> _Stated goal_
Extract the complete data exactly as given.

(Data listing)
==============================

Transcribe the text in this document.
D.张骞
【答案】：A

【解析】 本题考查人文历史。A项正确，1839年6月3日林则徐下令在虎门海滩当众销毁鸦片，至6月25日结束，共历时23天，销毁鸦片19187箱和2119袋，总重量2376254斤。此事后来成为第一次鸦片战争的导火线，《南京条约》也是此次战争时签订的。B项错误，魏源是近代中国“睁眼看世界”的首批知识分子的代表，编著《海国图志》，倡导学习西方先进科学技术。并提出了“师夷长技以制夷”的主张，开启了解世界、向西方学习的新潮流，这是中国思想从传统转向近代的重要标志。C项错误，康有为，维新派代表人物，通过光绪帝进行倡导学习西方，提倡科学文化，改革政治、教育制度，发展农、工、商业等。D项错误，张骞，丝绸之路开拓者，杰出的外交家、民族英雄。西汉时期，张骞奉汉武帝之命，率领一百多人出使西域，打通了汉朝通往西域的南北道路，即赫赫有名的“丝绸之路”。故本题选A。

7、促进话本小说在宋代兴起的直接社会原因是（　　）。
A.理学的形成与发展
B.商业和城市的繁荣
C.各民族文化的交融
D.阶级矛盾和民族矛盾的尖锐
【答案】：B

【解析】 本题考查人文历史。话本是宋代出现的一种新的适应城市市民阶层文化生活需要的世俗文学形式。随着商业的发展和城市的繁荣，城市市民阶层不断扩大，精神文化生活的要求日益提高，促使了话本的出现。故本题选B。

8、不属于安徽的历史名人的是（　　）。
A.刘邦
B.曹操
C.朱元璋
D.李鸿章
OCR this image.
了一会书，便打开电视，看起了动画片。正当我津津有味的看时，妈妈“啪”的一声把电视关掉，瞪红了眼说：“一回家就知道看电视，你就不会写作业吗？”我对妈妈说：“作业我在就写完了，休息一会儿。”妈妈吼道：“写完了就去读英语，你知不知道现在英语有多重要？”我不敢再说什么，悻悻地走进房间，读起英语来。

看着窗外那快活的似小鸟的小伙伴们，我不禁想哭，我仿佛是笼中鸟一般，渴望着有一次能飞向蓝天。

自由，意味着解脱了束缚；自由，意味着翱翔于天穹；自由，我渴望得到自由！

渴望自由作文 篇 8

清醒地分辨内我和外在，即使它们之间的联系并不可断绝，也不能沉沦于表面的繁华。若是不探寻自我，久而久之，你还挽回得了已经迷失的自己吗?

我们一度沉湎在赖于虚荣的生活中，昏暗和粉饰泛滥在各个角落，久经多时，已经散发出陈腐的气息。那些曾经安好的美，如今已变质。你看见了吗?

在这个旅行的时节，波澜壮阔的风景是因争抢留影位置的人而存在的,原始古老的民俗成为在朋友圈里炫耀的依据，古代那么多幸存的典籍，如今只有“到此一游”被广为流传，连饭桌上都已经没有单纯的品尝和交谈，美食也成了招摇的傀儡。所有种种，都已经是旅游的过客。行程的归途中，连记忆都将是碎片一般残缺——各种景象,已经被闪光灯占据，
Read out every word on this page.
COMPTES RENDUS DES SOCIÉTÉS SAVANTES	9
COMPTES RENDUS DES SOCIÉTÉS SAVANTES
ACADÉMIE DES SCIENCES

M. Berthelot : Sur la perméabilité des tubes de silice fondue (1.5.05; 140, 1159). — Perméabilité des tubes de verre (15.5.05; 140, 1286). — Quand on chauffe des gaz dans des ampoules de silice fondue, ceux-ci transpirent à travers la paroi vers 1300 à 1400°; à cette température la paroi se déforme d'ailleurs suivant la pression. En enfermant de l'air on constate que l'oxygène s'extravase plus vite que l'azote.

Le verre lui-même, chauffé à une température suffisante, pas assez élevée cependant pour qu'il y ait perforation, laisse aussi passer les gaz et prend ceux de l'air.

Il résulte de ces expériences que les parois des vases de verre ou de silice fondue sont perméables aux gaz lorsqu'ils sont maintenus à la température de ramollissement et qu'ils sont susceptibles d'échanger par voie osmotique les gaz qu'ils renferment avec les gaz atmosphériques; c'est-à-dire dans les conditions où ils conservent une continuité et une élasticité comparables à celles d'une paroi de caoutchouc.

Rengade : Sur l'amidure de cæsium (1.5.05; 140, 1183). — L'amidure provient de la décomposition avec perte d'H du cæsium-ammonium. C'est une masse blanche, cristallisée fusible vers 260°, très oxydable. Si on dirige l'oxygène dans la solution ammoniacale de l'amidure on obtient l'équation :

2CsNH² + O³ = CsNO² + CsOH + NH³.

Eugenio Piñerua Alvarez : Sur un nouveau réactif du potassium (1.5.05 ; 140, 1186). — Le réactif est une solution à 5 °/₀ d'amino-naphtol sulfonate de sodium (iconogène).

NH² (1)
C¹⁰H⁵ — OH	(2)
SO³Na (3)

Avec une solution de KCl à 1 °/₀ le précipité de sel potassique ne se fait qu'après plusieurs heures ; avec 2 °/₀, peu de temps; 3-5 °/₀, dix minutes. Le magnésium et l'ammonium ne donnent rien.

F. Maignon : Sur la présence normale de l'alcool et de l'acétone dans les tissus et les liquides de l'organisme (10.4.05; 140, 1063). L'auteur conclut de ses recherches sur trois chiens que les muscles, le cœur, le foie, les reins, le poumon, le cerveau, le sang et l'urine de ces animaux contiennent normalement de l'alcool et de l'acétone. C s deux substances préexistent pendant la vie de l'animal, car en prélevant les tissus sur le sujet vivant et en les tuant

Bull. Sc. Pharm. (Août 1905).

==============================

> _Exercise solution_
Transcribe the text in this document.
D.张骞
【答案】：A

【解析】 本题考查人文历史。A项正确，1839年6月3日林则徐下令在虎门海滩当众销毁鸦片，至6月25日结束，共历时23天，销毁鸦片19187箱和2119袋，总重量2376254斤。此事后来成为第一次鸦片战争的导火线，《南京条约》也是此次战争时签订的。B项错误，魏源是近代中国“睁眼看世界”的首批知识分子的代表，编著《海国图志》，倡导学习西方先进科学技术。并提出了“师夷长技以制夷”的主张，开启了解世界、向西方学习的新潮流，这是中国思想从传统转向近代的重要标志。C项错误，康有为，维新派代表人物，通过光绪帝进行倡导学习西方，提倡科学文化，改革政治、教育制度，发展农、工、商业等。D项错误，张骞，丝绸之路开拓者，杰出的外交家、民族英雄。西汉时期，张骞奉汉武帝之命，率领一百多人出使西域，打通了汉朝通往西域的南北道路，即赫赫有名的“丝绸之路”。故本题选A。

7、促进话本小说在宋代兴起的直接社会原因是（　　）。
A.理学的形成与发展
B.商业和城市的繁荣
C.各民族文化的交融
D.阶级矛盾和民族矛盾的尖锐
【答案】：B

【解析】 本题考查人文历史。话本是宋代出现的一种新的适应城市市民阶层文化生活需要的世俗文学形式。随着商业的发展和城市的繁荣，城市市民阶层不断扩大，精神文化生活的要求日益提高，促使了话本的出现。故本题选B。

8、不属于安徽的历史名人的是（　　）。
A.刘邦
B.曹操
C.朱元璋
D.李鸿章
OCR this image.
了一会书，便打开电视，看起了动画片。正当我津津有味的看时，妈妈“啪”的一声把电视关掉，瞪红了眼说：“一回家就知道看电视，你就不会写作业吗？”我对妈妈说：“作业我在就写完了，休息一会儿。”妈妈吼道：“写完了就去读英语，你知不知道现在英语有多重要？”我不敢再说什么，悻悻地走进房间，读起英语来。

看着窗外那快活的似小鸟的小伙伴们，我不禁想哭，我仿佛是笼中鸟一般，渴望着有一次能飞向蓝天。

自由，意味着解脱了束缚；自由，意味着翱翔于天穹；自由，我渴望得到自由！

渴望自由作文 篇 8

清醒地分辨内我和外在，即使它们之间的联系并不可断绝，也不能沉沦于表面的繁华。若是不探寻自我，久而久之，你还挽回得了已经迷失的自己吗?

我们一度沉湎在赖于虚荣的生活中，昏暗和粉饰泛滥在各个角落，久经多时，已经散发出陈腐的气息。那些曾经安好的美，如今已变质。你看见了吗?

在这个旅行的时节，波澜壮阔的风景是因争抢留影位置的人而存在的,原始古老的民俗成为在朋友圈里炫耀的依据，古代那么多幸存的典籍，如今只有“到此一游”被广为流传，连饭桌上都已经没有单纯的品尝和交谈，美食也成了招摇的傀儡。所有种种，都已经是旅游的过客。行程的归途中，连记忆都将是碎片一般残缺——各种景象,已经被闪光灯占据，
Read out every word on this page.
COMPTES RENDUS DES SOCIÉTÉS SAVANTES	9
COMPTES RENDUS DES SOCIÉTÉS SAVANTES
ACADÉMIE DES SCIENCES

M. Berthelot : Sur la perméabilité des tubes de silice fondue (1.5.05; 140, 1159). — Perméabilité des tubes de verre (15.5.05; 140, 1286). — Quand on chauffe des gaz dans des ampoules de silice fondue, ceux-ci transpirent à travers la paroi vers 1300 à 1400°; à cette température la paroi se déforme d'ailleurs suivant la pression. En enfermant de l'air on constate que l'oxygène s'extravase plus vite que l'azote.

Le verre lui-même, chauffé à une température suffisante, pas assez élevée cependant pour qu'il y ait perforation, laisse aussi passer les gaz et prend ceux de l'air.

Il résulte de ces expériences que les parois des vases de verre ou de silice fondue sont perméables aux gaz lorsqu'ils sont maintenus à la température de ramollissement et qu'ils sont susceptibles d'échanger par voie osmotique les gaz qu'ils renferment avec les gaz atmosphériques; c'est-à-dire dans les conditions où ils conservent une continuité et une élasticité comparables à celles d'une paroi de caoutchouc.

Rengade : Sur l'amidure de cæsium (1.5.05; 140, 1183). — L'amidure provient de la décomposition avec perte d'H du cæsium-ammonium. C'est une masse blanche, cristallisée fusible vers 260°, très oxydable. Si on dirige l'oxygène dans la solution ammoniacale de l'amidure on obtient l'équation :

2CsNH² + O³ = CsNO² + CsOH + NH³.

Eugenio Piñerua Alvarez : Sur un nouveau réactif du potassium (1.5.05 ; 140, 1186). — Le réactif est une solution à 5 °/₀ d'amino-naphtol sulfonate de sodium (iconogène).

NH² (1)
C¹⁰H⁵ — OH	(2)
SO³Na (3)

Avec une solution de KCl à 1 °/₀ le précipité de sel potassique ne se fait qu'après plusieurs heures ; avec 2 °/₀, peu de temps; 3-5 °/₀, dix minutes. Le magnésium et l'ammonium ne donnent rien.

F. Maignon : Sur la présence normale de l'alcool et de l'acétone dans les tissus et les liquides de l'organisme (10.4.05; 140, 1063). L'auteur conclut de ses recherches sur trois chiens que les muscles, le cœur, le foie, les reins, le poumon, le cerveau, le sang et l'urine de ces animaux contiennent normalement de l'alcool et de l'acétone. C s deux substances préexistent pendant la vie de l'animal, car en prélevant les tissus sur le sujet vivant et en les tuant

Bull. Sc. Pharm. (Août 1905).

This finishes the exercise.